List the lines of this listing that hold the word "Революции".
[START INPUT ROWS]
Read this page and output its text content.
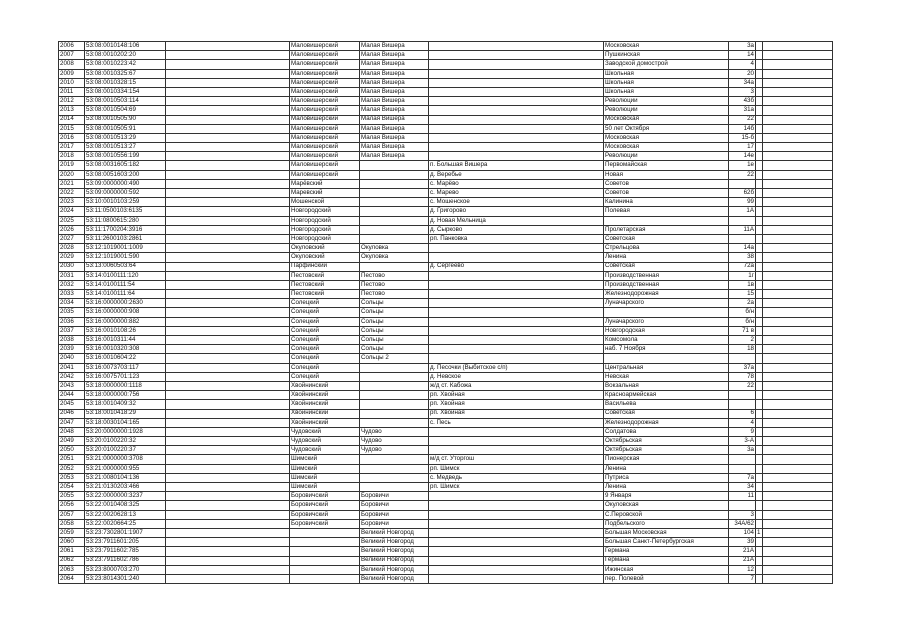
2006	53:08:0010148:106		Маловишерский	Малая Вишера		Московская	3а		
2007	53:08:0010202:20		Маловишерский	Малая Вишера		Пушкинская	14		
2008	53:08:0010223:42		Маловишерский	Малая Вишера		Заводской домострой	4		
2009	53:08:0010325:67		Маловишерский	Малая Вишера		Школьная	20		
2010	53:08:0010328:15		Маловишерский	Малая Вишера		Школьная	34а		
2011	53:08:0010334:154		Маловишерский	Малая Вишера		Школьная	3		
2012	53:08:0010503:114		Маловишерский	Малая Вишера		Революции	43б		
2013	53:08:0010504:69		Маловишерский	Малая Вишера		Революции	31а		
2014	53:08:0010505:90		Маловишерский	Малая Вишера		Московская	22		
2015	53:08:0010505:91		Маловишерский	Малая Вишера		50 лет Октября	14б		
2016	53:08:0010513:29		Маловишерский	Малая Вишера		Московская	15-б		
2017	53:08:0010513:27		Маловишерский	Малая Вишера		Московская	17		
2018	53:08:0010556:199		Маловишерский	Малая Вишера		Революции	14е		
2019	53:08:0031605:182		Маловишерский		п. Большая Вишера	Первомайская	1е		
2020	53:08:0051603:200		Маловишерский		д. Веребье	Новая	22		
2021	53:09:0000000:490		Марёвский		с. Марёво	Советов			
2022	53:09:0000000:592		Маревский		с. Марево	Советов	62б		
2023	53:10:0010103:259		Мошенской		с. Мошенское	Калинина	99		
2024	53:11:0500103:6135		Новгородский		д. Григорово	Полевая	1А		
2025	53:11:0800615:280		Новгородский		д. Новая Мельница				
2026	53:11:1700204:3916		Новгородский		д. Сырково	Пролетарская	11А		
2027	53:11:2600103:2861		Новгородский		рп. Панковка	Советская			
2028	53:12:1019001:1009		Окуловский	Окуловка		Стрельцова	14а		
2029	53:12:1019001:590		Окуловский	Окуловка		Ленина	38		
2030	53:13:0060503:64		Парфинский		д. Сергеево	Советская	72а		
2031	53:14:0100111:120		Пестовский	Пестово		Производственная	1г		
2032	53:14:0100111:54		Пестовский	Пестово		Производственная	1в		
2033	53:14:0100111:64		Пестовский	Пестово		Железнодорожная	15		
2034	53:16:0000000:2630		Солецкий	Сольцы		Луначарского	2а		
2035	53:16:0000000:908		Солецкий	Сольцы			б/н		
2036	53:16:0000000:882		Солецкий	Сольцы		Луначарского	б/н		
2037	53:16:0010108:26		Солецкий	Сольцы		Новгородская	71 в		
2038	53:16:0010311:44		Солецкий	Сольцы		Комсомола	2		
2039	53:16:0010320:308		Солецкий	Сольцы		наб. 7 Ноября	18		
2040	53:16:0010604:22		Солецкий	Сольцы 2					
2041	53:16:0073703:117		Солецкий		д. Песочки (Выбитское с/п)	Центральная	37а		
2042	53:16:0075701:123		Солецкий		д. Невское	Невская	78		
2043	53:18:0000000:1118		Хвойнинский		ж/д ст. Кабожа	Вокзальная	22		
2044	53:18:0000000:756		Хвойнинский		рп. Хвойная	Красноармейская			
2045	53:18:0010409:32		Хвойнинский		рп. Хвойная	Васильева			
2046	53:18:0010418:29		Хвойнинский		рп. Хвойная	Советская	6		
2047	53:18:0030104:165		Хвойнинский		с. Песь	Железнодорожная	4		
2048	53:20:0000000:1928		Чудовский	Чудово		Солдатова	9		
2049	53:20:0100220:32		Чудовский	Чудово		Октябрьская	3-А		
2050	53:20:0100220:37		Чудовский	Чудово		Октябрьская	3а		
2051	53:21:0000000:3708		Шимский		м/д ст. Уторгош	Пионерская			
2052	53:21:0000000:955		Шимский		рп. Шимск	Ленина			
2053	53:21:0080104:136		Шимский		с. Медведь	Путриса	7а		
2054	53:21:0130203:466		Шимский		рп. Шимск	Ленина	34		
2055	53:22:0000000:3237		Боровичский	Боровичи		9 Января	11		
2056	53:22:0010408:325		Боровичский	Боровичи		Окуловская			
2057	53:22:0020628:13		Боровичский	Боровичи		С.Перовской	3		
2058	53:22:0020664:25		Боровичский	Боровичи		Подбельского	34А/62		
2059	53:23:7302801:1907			Великий Новгород		Большая Московская	104	1	
2060	53:23:7911601:205			Великий Новгород		Большая Санкт-Петербургская	39		
2061	53:23:7911602:785			Великий Новгород		Германа	21А		
2062	53:23:7911602:786			Великий Новгород		Германа	21А		
2063	53:23:8000703:270			Великий Новгород		Ижинская	12		
2064	53:23:8014301:240			Великий Новгород		пер. Полевой	7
[END INPUT ROWS]
== ANSWER TO THIS EXERCISE ==
2012	53:08:0010503:114		Маловишерский	Малая Вишера		Революции	43б		
2013	53:08:0010504:69		Маловишерский	Малая Вишера		Революции	31а		
2018	53:08:0010556:199		Маловишерский	Малая Вишера		Революции	14е		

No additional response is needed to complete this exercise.